Dataset listings of figures:
##########
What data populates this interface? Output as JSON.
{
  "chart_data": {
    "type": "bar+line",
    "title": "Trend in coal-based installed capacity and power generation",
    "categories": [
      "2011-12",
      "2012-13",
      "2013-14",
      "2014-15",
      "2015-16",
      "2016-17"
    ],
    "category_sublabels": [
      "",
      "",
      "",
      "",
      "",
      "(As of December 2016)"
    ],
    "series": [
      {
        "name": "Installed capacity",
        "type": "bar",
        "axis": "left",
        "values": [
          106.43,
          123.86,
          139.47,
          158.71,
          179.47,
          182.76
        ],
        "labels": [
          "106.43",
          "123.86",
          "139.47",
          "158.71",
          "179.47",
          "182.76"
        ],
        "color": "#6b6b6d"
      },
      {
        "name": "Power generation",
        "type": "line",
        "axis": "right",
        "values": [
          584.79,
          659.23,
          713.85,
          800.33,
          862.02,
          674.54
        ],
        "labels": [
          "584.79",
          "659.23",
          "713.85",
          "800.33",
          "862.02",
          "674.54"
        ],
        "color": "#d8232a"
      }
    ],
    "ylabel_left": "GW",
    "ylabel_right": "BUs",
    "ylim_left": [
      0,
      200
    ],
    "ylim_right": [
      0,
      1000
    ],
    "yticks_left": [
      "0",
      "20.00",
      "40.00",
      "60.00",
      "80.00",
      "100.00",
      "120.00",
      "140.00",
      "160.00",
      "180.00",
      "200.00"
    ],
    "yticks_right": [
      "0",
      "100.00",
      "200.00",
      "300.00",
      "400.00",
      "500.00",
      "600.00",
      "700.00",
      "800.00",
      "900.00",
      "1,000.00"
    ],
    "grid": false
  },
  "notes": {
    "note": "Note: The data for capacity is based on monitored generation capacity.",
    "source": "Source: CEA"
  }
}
##########
> [EXERCISE BRIEF]: Each record must be repeated exactly as it is.

> [FINAL ANSWER]:
What data populates this interface? Output as JSON.
{
  "chart_data": {
    "type": "bar+line",
    "title": "Trend in coal-based installed capacity and power generation",
    "categories": [
      "2011-12",
      "2012-13",
      "2013-14",
      "2014-15",
      "2015-16",
      "2016-17"
    ],
    "category_sublabels": [
      "",
      "",
      "",
      "",
      "",
      "(As of December 2016)"
    ],
    "series": [
      {
        "name": "Installed capacity",
        "type": "bar",
        "axis": "left",
        "values": [
          106.43,
          123.86,
          139.47,
          158.71,
          179.47,
          182.76
        ],
        "labels": [
          "106.43",
          "123.86",
          "139.47",
          "158.71",
          "179.47",
          "182.76"
        ],
        "color": "#6b6b6d"
      },
      {
        "name": "Power generation",
        "type": "line",
        "axis": "right",
        "values": [
          584.79,
          659.23,
          713.85,
          800.33,
          862.02,
          674.54
        ],
        "labels": [
          "584.79",
          "659.23",
          "713.85",
          "800.33",
          "862.02",
          "674.54"
        ],
        "color": "#d8232a"
      }
    ],
    "ylabel_left": "GW",
    "ylabel_right": "BUs",
    "ylim_left": [
      0,
      200
    ],
    "ylim_right": [
      0,
      1000
    ],
    "yticks_left": [
      "0",
      "20.00",
      "40.00",
      "60.00",
      "80.00",
      "100.00",
      "120.00",
      "140.00",
      "160.00",
      "180.00",
      "200.00"
    ],
    "yticks_right": [
      "0",
      "100.00",
      "200.00",
      "300.00",
      "400.00",
      "500.00",
      "600.00",
      "700.00",
      "800.00",
      "900.00",
      "1,000.00"
    ],
    "grid": false
  },
  "notes": {
    "note": "Note: The data for capacity is based on monitored generation capacity.",
    "source": "Source: CEA"
  }
}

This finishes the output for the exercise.